# [Aim of the exercise]
Will you extract the entries word for word? Images should not appear in the copy.

# [Data extract]
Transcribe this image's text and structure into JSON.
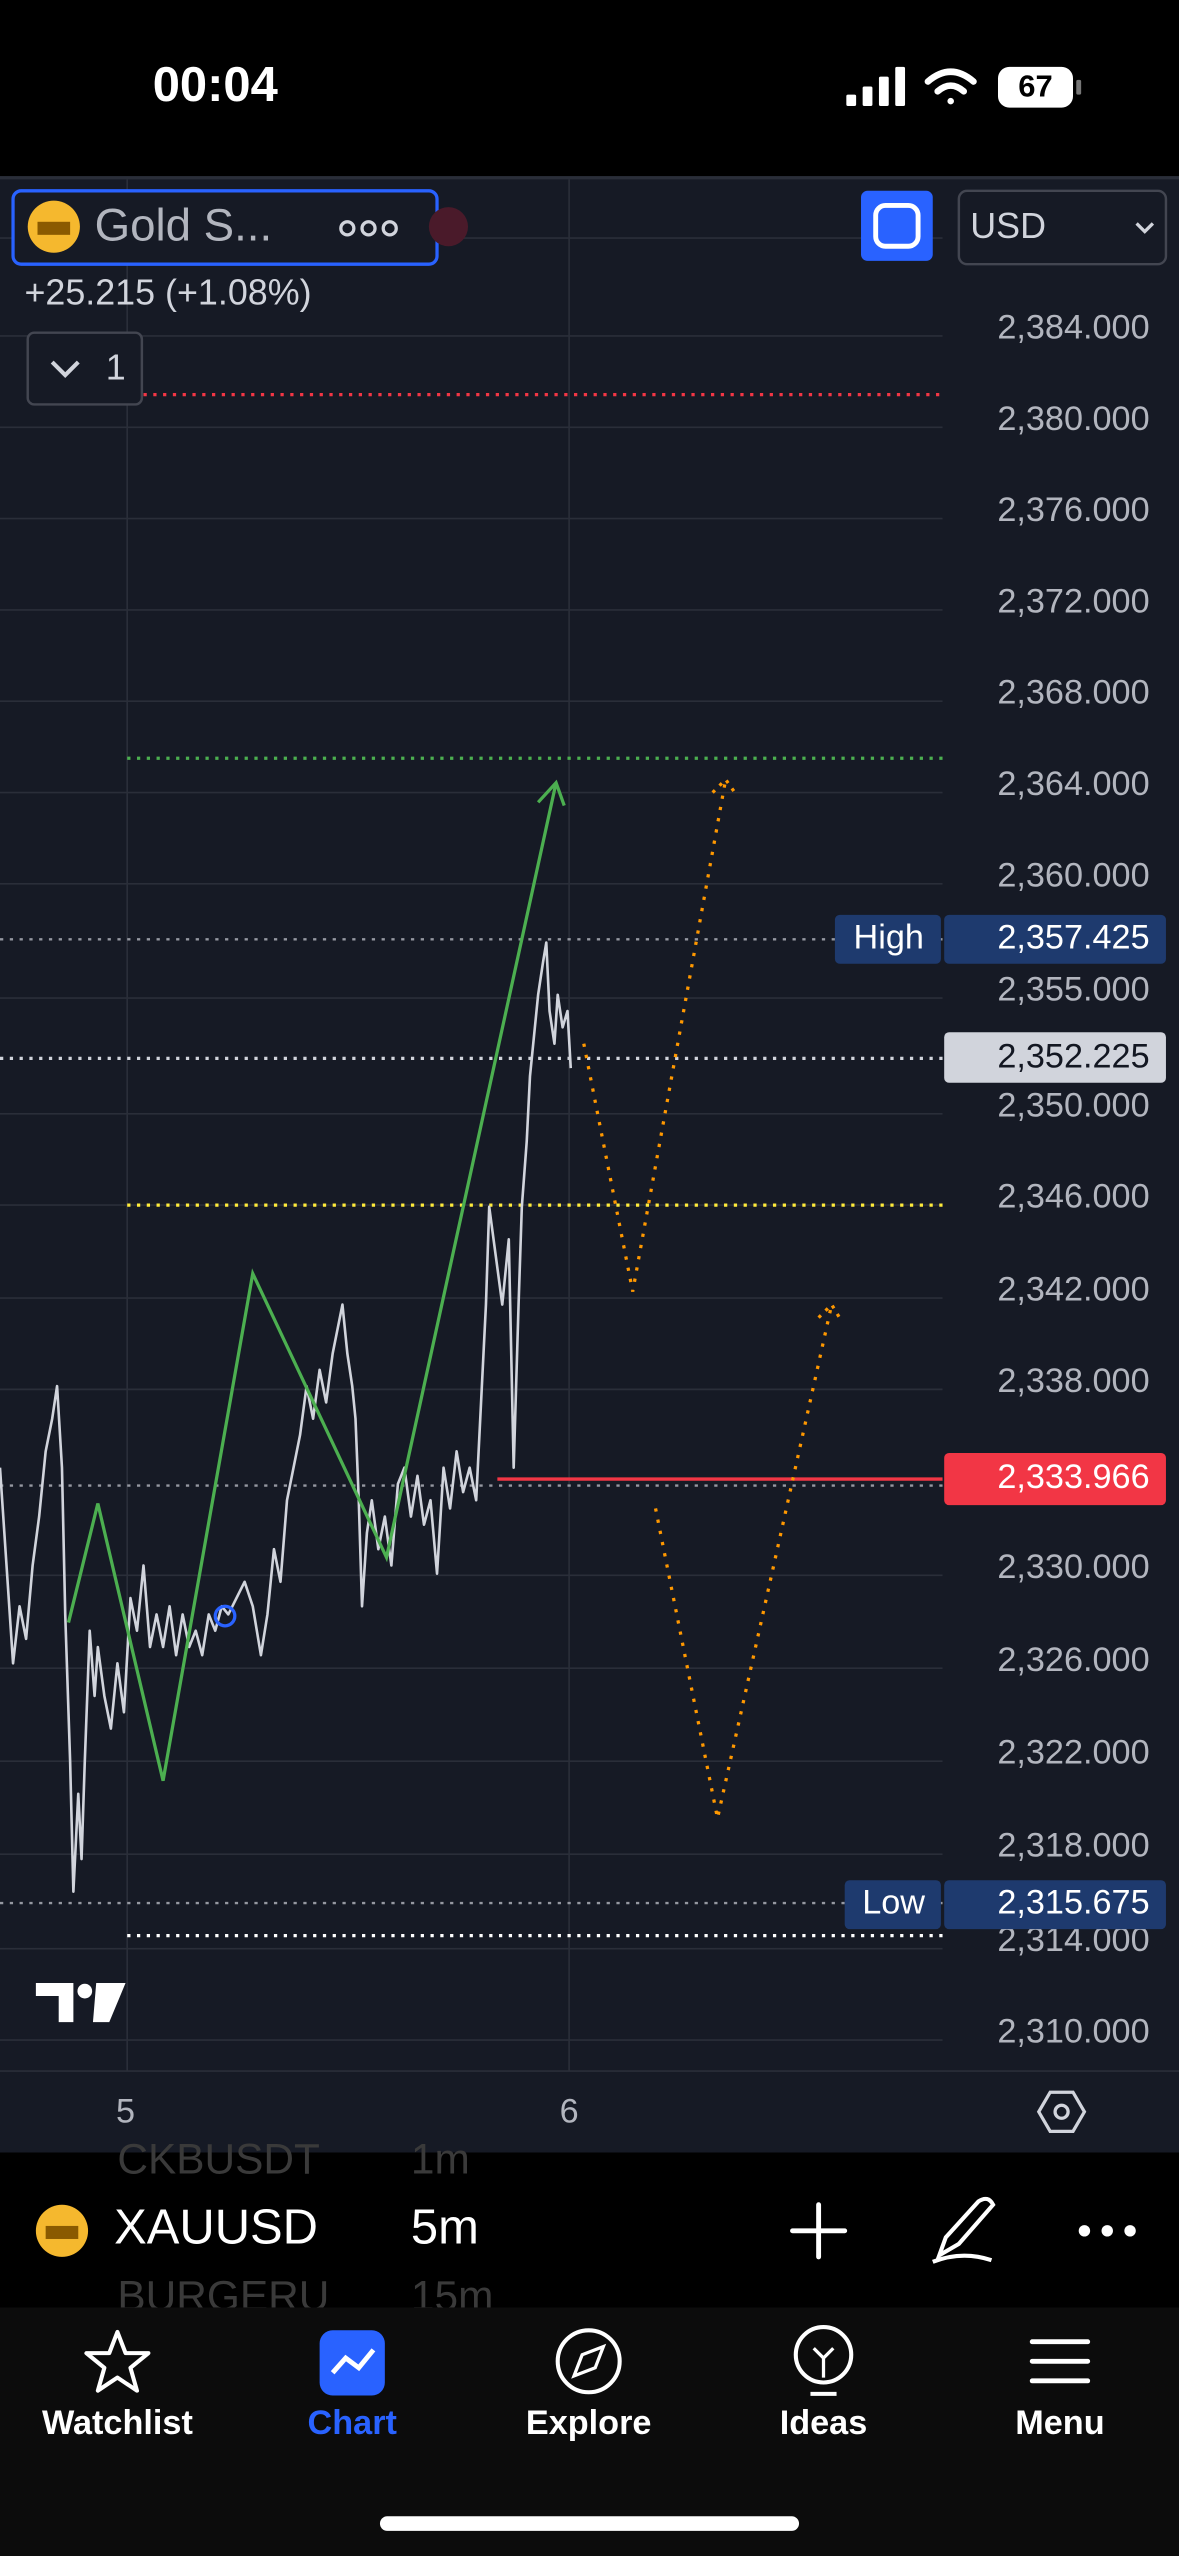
{
  "status_bar": {
    "time": "00:04",
    "battery": "67"
  },
  "chart_header": {
    "symbol": "Gold S...",
    "change": "+25.215 (+1.08%)",
    "indicator_count": "1",
    "currency": "USD"
  },
  "price_axis": {
    "labels": [
      {
        "text": "2,384.000",
        "at": 202
      },
      {
        "text": "2,380.000",
        "at": 258
      },
      {
        "text": "2,376.000",
        "at": 314
      },
      {
        "text": "2,372.000",
        "at": 370
      },
      {
        "text": "2,368.000",
        "at": 426
      },
      {
        "text": "2,364.000",
        "at": 482
      },
      {
        "text": "2,360.000",
        "at": 538
      },
      {
        "text": "2,355.000",
        "at": 608
      },
      {
        "text": "2,350.000",
        "at": 679
      },
      {
        "text": "2,346.000",
        "at": 735
      },
      {
        "text": "2,342.000",
        "at": 792
      },
      {
        "text": "2,338.000",
        "at": 848
      },
      {
        "text": "2,330.000",
        "at": 962
      },
      {
        "text": "2,326.000",
        "at": 1019
      },
      {
        "text": "2,322.000",
        "at": 1076
      },
      {
        "text": "2,318.000",
        "at": 1133
      },
      {
        "text": "2,314.000",
        "at": 1191
      },
      {
        "text": "2,310.000",
        "at": 1247
      }
    ]
  },
  "markers": {
    "high_label": "High",
    "high_value": "2,357.425",
    "current_value": "2,352.225",
    "alert_value": "2,333.966",
    "low_label": "Low",
    "low_value": "2,315.675"
  },
  "time_axis": [
    "5",
    "6"
  ],
  "toolbar": {
    "prev_symbol": "CKBUSDT",
    "prev_interval": "1m",
    "symbol": "XAUUSD",
    "interval": "5m",
    "next_symbol": "BURGERU",
    "next_interval": "15m"
  },
  "tabs": [
    "Watchlist",
    "Chart",
    "Explore",
    "Ideas",
    "Menu"
  ]
}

# [Solved problem]
Transcribe this image's text and structure into JSON.
{
  "status_bar": {
    "time": "00:04",
    "battery": "67"
  },
  "chart_header": {
    "symbol": "Gold S...",
    "change": "+25.215 (+1.08%)",
    "indicator_count": "1",
    "currency": "USD"
  },
  "price_axis": {
    "labels": [
      {
        "text": "2,384.000",
        "at": 202
      },
      {
        "text": "2,380.000",
        "at": 258
      },
      {
        "text": "2,376.000",
        "at": 314
      },
      {
        "text": "2,372.000",
        "at": 370
      },
      {
        "text": "2,368.000",
        "at": 426
      },
      {
        "text": "2,364.000",
        "at": 482
      },
      {
        "text": "2,360.000",
        "at": 538
      },
      {
        "text": "2,355.000",
        "at": 608
      },
      {
        "text": "2,350.000",
        "at": 679
      },
      {
        "text": "2,346.000",
        "at": 735
      },
      {
        "text": "2,342.000",
        "at": 792
      },
      {
        "text": "2,338.000",
        "at": 848
      },
      {
        "text": "2,330.000",
        "at": 962
      },
      {
        "text": "2,326.000",
        "at": 1019
      },
      {
        "text": "2,322.000",
        "at": 1076
      },
      {
        "text": "2,318.000",
        "at": 1133
      },
      {
        "text": "2,314.000",
        "at": 1191
      },
      {
        "text": "2,310.000",
        "at": 1247
      }
    ]
  },
  "markers": {
    "high_label": "High",
    "high_value": "2,357.425",
    "current_value": "2,352.225",
    "alert_value": "2,333.966",
    "low_label": "Low",
    "low_value": "2,315.675"
  },
  "time_axis": [
    "5",
    "6"
  ],
  "toolbar": {
    "prev_symbol": "CKBUSDT",
    "prev_interval": "1m",
    "symbol": "XAUUSD",
    "interval": "5m",
    "next_symbol": "BURGERU",
    "next_interval": "15m"
  },
  "tabs": [
    "Watchlist",
    "Chart",
    "Explore",
    "Ideas",
    "Menu"
  ]
}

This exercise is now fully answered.